Records from a collection:
****

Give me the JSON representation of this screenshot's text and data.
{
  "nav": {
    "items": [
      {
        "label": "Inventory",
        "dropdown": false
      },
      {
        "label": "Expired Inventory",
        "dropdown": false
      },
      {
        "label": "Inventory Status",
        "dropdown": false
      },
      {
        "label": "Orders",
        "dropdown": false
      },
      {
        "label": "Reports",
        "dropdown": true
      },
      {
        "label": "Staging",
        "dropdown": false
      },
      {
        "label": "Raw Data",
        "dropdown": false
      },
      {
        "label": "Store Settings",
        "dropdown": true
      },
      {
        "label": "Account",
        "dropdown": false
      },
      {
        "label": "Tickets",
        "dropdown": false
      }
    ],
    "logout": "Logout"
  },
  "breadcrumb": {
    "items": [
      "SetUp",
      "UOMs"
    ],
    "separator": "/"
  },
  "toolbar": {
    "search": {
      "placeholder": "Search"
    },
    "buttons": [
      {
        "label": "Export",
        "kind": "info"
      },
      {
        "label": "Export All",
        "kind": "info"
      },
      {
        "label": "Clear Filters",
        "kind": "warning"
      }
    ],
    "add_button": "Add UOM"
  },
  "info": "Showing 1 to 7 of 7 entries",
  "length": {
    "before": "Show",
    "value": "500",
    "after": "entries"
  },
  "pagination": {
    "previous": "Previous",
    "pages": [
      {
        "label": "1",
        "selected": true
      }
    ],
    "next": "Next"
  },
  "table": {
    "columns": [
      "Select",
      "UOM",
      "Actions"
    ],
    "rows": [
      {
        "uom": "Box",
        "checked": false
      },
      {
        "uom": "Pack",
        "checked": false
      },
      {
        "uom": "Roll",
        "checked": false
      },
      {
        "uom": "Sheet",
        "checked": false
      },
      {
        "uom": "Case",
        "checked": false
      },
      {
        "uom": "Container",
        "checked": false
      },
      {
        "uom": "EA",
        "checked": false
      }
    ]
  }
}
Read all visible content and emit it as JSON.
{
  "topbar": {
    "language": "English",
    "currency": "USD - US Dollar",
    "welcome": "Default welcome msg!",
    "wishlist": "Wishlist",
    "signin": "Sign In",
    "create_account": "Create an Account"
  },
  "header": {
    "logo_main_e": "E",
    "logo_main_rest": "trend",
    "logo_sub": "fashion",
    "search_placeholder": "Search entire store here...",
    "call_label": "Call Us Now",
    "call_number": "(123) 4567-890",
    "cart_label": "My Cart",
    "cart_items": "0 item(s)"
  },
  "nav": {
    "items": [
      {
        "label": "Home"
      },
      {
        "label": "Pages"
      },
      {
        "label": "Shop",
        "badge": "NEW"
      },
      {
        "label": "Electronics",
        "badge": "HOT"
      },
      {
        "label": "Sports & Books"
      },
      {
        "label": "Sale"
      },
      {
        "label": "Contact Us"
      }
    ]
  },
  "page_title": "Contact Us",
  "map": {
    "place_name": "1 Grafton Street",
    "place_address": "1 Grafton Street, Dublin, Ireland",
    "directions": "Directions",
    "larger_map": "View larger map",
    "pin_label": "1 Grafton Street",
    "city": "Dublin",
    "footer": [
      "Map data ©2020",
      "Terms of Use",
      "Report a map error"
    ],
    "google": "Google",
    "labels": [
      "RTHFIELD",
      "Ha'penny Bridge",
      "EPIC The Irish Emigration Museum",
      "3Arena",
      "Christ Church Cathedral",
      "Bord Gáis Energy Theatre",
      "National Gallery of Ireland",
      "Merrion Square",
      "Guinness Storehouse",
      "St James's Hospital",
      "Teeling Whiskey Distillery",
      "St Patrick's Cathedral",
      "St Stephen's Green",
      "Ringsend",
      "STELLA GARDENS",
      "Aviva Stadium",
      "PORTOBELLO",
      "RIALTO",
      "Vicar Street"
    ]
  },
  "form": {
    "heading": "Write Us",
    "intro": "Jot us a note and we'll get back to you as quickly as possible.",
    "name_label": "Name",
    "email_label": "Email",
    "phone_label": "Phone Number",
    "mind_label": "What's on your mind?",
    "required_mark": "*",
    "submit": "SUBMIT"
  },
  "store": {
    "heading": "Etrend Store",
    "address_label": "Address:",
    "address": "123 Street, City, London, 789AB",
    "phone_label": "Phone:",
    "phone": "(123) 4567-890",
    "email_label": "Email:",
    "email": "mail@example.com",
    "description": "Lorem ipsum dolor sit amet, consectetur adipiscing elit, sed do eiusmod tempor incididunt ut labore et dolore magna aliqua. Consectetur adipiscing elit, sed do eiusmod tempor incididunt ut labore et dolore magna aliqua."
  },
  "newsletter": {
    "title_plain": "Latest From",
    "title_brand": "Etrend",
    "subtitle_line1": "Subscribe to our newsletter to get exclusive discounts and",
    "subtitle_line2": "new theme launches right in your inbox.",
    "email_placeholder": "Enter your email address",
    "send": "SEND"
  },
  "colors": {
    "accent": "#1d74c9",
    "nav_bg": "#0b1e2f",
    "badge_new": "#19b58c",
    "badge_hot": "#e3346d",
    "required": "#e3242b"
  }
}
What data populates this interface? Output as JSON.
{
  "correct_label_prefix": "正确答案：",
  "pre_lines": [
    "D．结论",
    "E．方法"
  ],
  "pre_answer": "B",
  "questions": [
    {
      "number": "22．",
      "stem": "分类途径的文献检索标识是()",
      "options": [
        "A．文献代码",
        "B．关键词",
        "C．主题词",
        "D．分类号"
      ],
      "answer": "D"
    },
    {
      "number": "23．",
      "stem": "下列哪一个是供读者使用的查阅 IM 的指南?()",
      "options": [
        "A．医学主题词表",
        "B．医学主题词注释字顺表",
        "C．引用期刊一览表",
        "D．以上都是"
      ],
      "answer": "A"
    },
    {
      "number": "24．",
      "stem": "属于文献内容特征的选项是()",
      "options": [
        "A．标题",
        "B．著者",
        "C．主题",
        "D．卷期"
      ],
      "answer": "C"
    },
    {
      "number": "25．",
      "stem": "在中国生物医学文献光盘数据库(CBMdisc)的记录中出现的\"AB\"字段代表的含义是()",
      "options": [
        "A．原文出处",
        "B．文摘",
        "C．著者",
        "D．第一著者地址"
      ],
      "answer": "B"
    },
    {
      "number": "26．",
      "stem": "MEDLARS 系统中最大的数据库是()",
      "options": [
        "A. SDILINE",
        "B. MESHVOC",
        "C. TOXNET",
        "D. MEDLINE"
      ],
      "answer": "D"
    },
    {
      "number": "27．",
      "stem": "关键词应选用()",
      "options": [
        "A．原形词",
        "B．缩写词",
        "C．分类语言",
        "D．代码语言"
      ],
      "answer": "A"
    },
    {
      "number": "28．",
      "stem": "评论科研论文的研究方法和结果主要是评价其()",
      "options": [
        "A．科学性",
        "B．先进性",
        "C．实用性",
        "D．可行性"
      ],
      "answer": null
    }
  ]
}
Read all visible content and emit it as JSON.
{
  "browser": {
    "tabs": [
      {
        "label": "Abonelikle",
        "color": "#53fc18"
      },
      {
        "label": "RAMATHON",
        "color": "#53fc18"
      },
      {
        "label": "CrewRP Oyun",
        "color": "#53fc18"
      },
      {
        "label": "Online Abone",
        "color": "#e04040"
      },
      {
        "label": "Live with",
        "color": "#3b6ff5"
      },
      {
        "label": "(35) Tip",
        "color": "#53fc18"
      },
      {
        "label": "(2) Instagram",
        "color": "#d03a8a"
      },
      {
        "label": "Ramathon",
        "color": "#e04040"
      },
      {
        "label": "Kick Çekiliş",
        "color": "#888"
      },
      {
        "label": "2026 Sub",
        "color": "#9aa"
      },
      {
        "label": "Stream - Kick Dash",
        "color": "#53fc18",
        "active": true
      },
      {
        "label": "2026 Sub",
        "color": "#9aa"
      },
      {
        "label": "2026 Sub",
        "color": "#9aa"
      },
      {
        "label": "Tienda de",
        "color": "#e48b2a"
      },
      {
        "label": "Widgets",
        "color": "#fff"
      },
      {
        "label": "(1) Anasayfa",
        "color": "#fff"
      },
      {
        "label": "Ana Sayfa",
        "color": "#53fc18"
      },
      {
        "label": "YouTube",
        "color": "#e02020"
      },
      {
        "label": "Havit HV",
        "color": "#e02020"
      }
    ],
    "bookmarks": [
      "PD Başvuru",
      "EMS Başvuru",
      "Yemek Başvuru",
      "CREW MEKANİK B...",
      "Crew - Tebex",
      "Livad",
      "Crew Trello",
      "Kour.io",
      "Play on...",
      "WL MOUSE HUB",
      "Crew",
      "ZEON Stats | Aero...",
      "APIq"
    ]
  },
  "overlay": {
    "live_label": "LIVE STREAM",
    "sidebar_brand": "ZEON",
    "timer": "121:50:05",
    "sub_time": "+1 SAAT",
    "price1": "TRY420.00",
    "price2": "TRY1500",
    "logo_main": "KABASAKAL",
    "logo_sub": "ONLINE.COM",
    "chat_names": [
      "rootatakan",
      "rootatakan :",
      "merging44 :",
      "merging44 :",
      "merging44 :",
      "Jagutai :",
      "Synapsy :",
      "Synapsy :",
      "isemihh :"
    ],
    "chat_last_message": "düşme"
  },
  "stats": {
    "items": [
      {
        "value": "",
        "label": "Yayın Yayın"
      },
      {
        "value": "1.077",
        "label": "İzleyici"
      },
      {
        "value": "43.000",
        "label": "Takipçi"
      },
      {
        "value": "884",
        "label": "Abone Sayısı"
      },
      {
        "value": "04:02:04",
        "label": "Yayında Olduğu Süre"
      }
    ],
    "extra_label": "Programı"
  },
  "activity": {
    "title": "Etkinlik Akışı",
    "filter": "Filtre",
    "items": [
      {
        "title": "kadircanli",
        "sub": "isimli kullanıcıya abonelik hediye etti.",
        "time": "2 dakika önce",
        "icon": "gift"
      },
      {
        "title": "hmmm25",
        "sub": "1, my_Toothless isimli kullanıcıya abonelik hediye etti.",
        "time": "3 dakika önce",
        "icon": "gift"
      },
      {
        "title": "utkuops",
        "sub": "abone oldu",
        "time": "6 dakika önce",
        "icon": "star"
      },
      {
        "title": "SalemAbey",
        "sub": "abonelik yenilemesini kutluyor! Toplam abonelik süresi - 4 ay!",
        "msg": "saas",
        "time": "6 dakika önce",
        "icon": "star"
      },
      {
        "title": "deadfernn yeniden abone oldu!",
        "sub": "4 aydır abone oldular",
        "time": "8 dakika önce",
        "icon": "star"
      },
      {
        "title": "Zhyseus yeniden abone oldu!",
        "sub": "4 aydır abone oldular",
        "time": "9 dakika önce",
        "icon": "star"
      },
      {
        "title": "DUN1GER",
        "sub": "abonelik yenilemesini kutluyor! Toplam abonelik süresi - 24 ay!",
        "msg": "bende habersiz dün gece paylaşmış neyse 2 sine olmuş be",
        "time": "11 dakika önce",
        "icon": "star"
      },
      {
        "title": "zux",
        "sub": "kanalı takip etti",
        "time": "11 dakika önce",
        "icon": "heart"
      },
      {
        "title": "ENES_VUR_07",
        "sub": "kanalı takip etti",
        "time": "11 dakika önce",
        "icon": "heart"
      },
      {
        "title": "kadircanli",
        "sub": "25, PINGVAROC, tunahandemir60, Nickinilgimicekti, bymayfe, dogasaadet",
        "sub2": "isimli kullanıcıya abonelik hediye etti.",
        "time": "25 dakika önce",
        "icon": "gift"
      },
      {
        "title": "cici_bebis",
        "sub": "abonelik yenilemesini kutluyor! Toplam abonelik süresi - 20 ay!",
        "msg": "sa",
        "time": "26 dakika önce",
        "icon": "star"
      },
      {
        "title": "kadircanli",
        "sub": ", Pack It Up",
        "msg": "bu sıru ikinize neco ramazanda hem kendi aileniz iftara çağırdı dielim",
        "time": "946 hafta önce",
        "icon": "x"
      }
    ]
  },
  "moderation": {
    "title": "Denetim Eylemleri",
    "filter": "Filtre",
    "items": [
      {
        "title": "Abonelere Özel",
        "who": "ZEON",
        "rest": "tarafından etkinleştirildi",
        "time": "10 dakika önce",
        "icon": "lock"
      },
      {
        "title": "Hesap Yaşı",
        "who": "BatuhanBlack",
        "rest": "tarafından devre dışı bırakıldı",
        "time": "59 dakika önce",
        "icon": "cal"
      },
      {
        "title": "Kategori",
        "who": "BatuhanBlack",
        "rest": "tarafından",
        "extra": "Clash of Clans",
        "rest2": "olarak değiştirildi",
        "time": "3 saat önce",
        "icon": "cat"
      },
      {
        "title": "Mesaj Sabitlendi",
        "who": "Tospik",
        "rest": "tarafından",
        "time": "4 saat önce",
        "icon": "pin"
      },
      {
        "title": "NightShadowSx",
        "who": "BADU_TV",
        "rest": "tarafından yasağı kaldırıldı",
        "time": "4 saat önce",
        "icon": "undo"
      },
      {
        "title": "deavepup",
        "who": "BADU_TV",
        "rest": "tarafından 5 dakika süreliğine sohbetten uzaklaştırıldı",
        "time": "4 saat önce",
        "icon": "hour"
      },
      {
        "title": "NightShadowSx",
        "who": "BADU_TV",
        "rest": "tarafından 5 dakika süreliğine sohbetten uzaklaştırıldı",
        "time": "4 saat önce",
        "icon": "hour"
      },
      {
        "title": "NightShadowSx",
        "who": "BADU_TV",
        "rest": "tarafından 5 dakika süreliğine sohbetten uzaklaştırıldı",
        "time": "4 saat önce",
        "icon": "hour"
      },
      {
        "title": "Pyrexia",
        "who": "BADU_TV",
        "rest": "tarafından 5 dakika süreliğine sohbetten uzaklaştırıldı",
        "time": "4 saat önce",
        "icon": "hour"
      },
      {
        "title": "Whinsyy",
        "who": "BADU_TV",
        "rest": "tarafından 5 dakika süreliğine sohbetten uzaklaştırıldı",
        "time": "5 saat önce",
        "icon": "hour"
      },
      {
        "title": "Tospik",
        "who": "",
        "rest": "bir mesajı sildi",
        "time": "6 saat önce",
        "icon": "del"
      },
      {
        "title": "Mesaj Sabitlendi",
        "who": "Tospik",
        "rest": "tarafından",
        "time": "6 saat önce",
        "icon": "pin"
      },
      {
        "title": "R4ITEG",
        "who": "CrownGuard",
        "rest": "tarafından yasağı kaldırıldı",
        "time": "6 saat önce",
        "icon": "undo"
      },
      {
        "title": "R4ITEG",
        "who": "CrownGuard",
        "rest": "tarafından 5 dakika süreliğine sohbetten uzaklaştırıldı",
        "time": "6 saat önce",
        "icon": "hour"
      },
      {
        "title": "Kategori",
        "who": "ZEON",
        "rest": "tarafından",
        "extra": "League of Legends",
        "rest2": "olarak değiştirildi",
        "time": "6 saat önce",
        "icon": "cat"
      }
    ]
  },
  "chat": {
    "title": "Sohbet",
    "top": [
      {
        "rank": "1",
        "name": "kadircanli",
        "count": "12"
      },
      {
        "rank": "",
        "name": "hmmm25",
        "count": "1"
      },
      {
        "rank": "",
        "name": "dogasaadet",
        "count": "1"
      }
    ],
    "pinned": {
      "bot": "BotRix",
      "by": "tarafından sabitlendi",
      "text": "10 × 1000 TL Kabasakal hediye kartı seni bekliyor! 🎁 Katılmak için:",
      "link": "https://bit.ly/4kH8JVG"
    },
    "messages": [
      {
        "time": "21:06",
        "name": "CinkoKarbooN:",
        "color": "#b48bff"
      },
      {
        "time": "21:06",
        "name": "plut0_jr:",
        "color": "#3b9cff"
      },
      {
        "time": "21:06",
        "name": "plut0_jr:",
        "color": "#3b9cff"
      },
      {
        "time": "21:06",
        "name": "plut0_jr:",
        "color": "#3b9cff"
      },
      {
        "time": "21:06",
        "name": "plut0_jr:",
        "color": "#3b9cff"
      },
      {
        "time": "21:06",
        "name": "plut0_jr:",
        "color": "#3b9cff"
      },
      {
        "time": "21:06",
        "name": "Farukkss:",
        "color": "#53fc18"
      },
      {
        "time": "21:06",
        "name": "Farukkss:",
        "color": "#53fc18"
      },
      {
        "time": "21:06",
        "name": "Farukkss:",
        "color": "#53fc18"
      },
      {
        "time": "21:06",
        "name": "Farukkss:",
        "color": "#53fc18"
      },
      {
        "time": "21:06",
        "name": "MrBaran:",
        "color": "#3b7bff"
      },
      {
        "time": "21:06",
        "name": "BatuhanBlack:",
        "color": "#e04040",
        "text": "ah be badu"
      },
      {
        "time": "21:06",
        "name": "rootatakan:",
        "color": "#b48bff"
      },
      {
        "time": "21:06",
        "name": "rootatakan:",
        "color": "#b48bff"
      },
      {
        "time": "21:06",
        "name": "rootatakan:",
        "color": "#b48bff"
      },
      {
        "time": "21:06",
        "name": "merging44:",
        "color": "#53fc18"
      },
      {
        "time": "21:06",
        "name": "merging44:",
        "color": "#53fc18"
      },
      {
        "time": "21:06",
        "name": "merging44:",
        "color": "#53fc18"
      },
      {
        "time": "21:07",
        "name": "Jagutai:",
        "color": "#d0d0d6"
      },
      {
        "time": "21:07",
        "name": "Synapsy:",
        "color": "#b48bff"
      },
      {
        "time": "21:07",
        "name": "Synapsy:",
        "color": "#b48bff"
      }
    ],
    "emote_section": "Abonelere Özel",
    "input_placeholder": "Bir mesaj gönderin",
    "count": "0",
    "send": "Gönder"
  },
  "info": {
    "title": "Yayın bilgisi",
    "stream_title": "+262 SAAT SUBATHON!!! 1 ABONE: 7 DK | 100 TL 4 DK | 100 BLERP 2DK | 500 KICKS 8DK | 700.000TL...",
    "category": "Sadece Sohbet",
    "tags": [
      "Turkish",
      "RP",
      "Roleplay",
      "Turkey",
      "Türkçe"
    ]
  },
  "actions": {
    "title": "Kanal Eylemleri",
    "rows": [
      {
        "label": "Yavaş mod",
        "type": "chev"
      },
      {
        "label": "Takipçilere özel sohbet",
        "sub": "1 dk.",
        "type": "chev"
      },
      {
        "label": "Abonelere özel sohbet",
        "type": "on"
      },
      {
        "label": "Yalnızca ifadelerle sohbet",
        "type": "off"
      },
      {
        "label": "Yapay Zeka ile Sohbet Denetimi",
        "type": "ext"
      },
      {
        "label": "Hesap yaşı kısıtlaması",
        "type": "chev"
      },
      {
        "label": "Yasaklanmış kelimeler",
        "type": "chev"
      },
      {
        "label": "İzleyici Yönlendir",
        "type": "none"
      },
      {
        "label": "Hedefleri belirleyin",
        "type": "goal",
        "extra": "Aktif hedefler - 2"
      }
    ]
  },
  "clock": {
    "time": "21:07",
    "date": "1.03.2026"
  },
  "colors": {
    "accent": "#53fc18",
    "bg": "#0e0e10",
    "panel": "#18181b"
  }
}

****

Exercise objective: All lines holding the word "Hesap" should be picked out and copied.

Output below:
        "title": "Hesap Yaşı",
        "label": "Hesap yaşı kısıtlaması",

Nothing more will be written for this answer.